Aim of the task:
Please return every line in the following data that includes the string "JSON".

(Stored data entries)

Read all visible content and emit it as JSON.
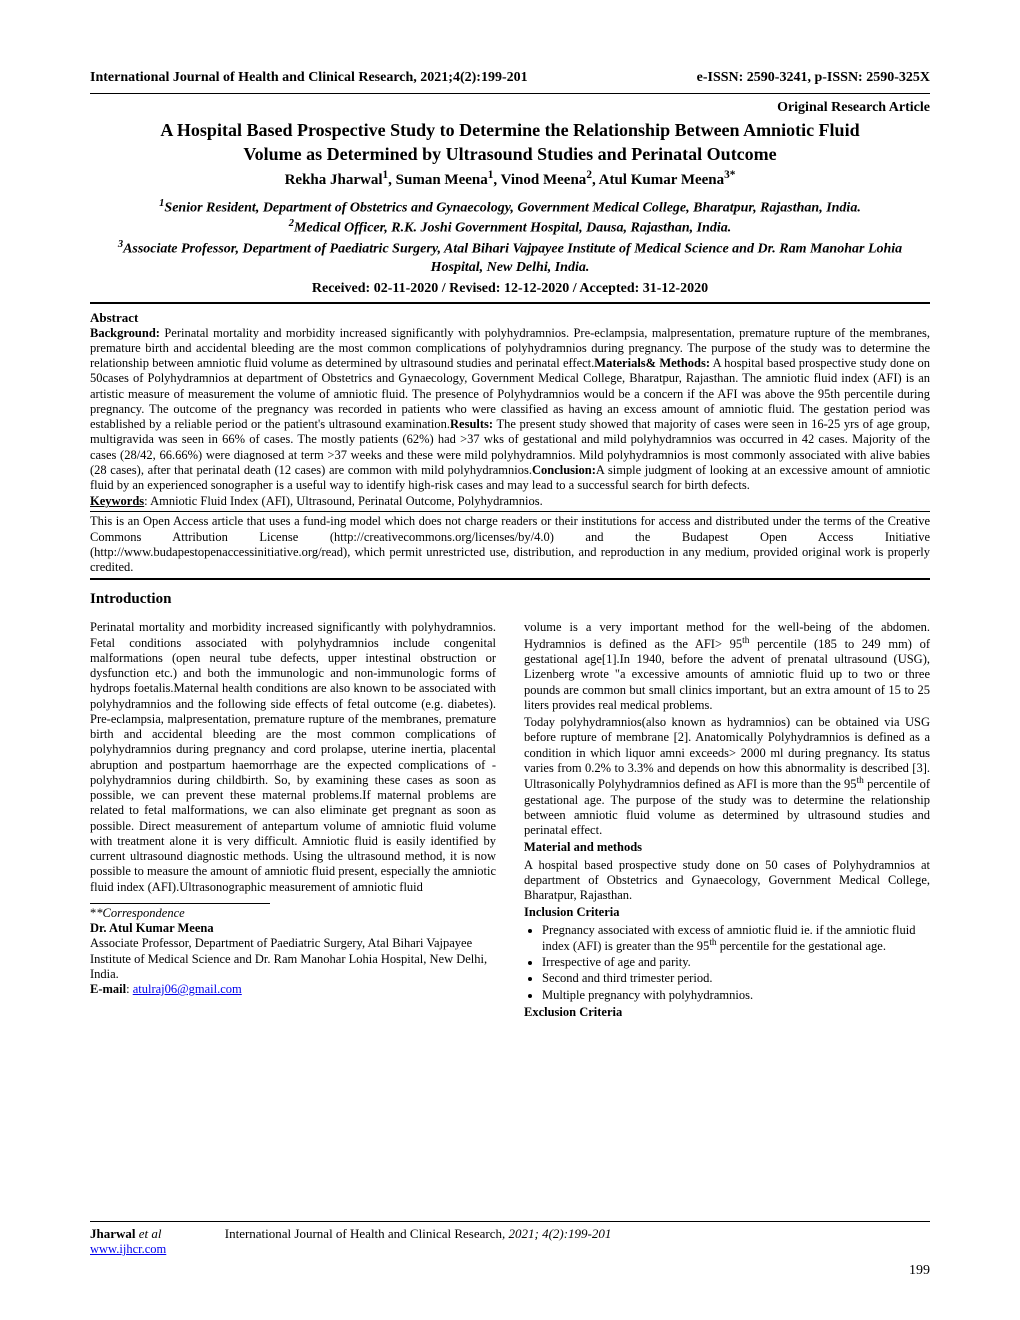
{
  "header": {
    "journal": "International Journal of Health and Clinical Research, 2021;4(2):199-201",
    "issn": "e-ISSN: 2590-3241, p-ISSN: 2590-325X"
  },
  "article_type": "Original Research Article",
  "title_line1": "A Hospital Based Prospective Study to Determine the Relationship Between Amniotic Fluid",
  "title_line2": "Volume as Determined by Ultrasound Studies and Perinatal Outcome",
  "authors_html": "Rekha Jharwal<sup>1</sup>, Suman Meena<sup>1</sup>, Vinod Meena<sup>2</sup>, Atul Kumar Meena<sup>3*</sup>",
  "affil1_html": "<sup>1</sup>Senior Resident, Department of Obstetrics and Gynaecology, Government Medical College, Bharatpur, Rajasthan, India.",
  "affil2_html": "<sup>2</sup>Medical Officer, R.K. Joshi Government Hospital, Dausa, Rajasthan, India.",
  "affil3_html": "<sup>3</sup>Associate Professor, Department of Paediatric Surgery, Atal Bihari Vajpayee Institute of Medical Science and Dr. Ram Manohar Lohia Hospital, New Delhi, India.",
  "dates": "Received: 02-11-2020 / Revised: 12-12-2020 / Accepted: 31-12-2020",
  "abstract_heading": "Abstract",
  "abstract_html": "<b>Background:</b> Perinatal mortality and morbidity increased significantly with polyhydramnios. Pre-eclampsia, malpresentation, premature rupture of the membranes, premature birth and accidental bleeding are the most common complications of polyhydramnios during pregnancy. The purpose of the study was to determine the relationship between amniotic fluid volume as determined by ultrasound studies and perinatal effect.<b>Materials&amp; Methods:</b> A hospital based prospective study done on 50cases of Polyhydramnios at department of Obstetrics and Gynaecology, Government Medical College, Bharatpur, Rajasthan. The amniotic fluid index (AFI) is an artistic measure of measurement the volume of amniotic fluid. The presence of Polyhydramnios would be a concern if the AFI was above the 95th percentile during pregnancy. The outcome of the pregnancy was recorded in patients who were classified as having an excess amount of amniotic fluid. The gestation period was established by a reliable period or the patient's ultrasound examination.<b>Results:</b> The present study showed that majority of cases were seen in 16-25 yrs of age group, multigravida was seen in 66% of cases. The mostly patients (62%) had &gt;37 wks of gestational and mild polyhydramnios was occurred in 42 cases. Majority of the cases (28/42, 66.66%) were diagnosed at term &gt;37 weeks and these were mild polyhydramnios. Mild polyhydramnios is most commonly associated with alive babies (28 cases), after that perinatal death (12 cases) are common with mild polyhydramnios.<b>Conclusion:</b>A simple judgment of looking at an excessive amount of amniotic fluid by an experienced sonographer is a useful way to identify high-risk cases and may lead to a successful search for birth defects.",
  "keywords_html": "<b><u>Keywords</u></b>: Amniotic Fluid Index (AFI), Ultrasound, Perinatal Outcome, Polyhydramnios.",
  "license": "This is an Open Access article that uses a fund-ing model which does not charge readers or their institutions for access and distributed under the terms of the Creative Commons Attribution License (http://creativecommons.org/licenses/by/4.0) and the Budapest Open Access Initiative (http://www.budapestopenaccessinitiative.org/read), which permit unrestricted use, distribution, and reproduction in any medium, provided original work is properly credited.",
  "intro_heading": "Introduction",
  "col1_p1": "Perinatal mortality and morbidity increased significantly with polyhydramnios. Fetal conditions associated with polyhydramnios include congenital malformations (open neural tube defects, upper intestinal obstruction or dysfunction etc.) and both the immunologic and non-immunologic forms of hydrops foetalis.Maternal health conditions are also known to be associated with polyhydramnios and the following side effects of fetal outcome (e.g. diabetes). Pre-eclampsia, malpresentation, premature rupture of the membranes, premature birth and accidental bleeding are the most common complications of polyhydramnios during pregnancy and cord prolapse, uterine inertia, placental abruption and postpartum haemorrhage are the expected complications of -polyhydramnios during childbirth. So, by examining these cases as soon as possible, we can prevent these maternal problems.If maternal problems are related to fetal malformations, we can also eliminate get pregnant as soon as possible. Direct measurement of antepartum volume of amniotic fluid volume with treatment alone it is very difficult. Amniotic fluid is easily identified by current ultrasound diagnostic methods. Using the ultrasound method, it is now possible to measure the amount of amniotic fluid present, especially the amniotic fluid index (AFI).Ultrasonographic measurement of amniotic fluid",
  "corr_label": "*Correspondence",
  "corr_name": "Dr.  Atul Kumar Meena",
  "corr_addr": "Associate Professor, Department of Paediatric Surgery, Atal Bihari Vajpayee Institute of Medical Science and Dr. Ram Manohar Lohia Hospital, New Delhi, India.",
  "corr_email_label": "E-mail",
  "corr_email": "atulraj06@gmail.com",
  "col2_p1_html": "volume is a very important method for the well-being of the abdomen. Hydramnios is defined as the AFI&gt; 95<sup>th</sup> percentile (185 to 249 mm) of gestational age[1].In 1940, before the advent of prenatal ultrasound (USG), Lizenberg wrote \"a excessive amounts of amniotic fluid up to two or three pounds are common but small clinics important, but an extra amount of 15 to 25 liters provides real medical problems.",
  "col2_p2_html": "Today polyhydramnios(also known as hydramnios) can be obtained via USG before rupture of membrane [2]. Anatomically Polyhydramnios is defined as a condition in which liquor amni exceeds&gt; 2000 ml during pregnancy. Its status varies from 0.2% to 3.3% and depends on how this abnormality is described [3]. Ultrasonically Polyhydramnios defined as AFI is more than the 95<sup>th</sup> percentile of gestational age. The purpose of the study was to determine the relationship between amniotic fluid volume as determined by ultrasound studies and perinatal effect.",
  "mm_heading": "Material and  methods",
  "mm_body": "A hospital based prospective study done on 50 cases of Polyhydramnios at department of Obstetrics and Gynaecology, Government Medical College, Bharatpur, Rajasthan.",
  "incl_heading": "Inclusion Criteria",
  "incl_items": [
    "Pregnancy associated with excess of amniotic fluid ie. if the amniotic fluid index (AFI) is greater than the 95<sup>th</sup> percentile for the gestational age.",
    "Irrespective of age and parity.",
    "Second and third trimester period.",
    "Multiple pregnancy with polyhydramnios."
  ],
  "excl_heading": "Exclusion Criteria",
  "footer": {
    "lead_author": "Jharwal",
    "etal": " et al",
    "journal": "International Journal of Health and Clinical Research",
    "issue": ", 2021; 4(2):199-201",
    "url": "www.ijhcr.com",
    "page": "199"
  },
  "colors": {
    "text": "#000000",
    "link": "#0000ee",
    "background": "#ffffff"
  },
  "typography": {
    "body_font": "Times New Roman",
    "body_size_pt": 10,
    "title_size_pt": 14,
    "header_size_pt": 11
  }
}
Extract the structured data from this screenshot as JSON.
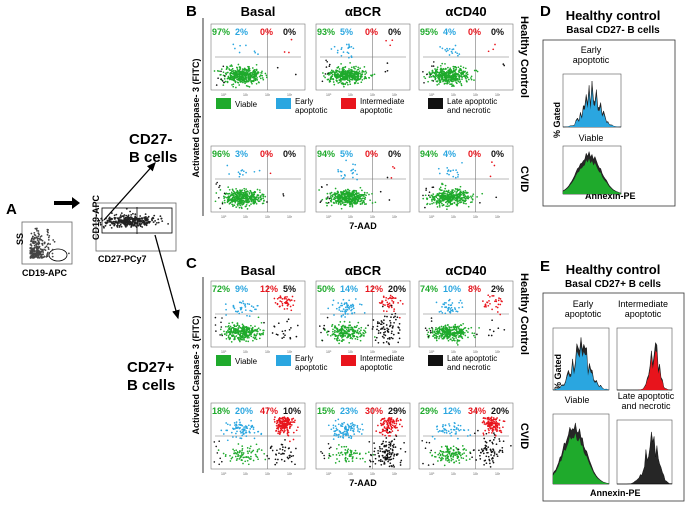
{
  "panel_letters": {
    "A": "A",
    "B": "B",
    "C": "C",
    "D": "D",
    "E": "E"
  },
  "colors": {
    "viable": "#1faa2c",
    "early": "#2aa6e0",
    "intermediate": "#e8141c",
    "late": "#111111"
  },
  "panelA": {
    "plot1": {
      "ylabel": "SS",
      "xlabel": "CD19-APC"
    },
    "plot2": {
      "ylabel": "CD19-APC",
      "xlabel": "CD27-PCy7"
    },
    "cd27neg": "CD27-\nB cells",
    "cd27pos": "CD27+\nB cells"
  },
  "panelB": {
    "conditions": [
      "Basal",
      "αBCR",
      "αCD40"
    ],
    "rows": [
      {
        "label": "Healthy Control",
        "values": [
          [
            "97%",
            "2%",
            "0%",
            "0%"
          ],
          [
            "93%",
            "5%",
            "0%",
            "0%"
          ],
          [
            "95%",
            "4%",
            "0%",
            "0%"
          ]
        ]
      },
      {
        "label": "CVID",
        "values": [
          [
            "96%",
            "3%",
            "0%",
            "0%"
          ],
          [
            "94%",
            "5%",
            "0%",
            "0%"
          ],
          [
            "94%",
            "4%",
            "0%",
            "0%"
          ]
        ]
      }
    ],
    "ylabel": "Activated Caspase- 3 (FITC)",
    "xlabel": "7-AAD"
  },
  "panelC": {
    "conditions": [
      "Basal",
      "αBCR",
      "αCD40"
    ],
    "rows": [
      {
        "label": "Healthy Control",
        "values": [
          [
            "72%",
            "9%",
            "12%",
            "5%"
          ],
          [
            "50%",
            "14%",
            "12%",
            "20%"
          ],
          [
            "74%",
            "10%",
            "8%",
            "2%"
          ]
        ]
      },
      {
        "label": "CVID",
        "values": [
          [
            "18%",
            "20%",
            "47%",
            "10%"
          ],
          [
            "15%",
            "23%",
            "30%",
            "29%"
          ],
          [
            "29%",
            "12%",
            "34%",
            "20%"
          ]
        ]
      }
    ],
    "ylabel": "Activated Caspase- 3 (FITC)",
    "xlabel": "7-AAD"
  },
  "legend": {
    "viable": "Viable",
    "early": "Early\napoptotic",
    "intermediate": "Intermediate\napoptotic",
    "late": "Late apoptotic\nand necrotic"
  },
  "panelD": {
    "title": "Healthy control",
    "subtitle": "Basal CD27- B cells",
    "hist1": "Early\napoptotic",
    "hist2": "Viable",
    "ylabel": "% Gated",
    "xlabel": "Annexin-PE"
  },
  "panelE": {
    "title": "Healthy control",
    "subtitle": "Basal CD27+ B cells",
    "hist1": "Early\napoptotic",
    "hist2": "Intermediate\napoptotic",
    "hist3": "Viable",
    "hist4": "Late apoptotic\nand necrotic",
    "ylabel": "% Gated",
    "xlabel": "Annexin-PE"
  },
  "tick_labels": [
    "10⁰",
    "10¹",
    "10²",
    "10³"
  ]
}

Your solution:
Read all visible content and emit it as JSON.
Extract the structured data from this screenshot as JSON.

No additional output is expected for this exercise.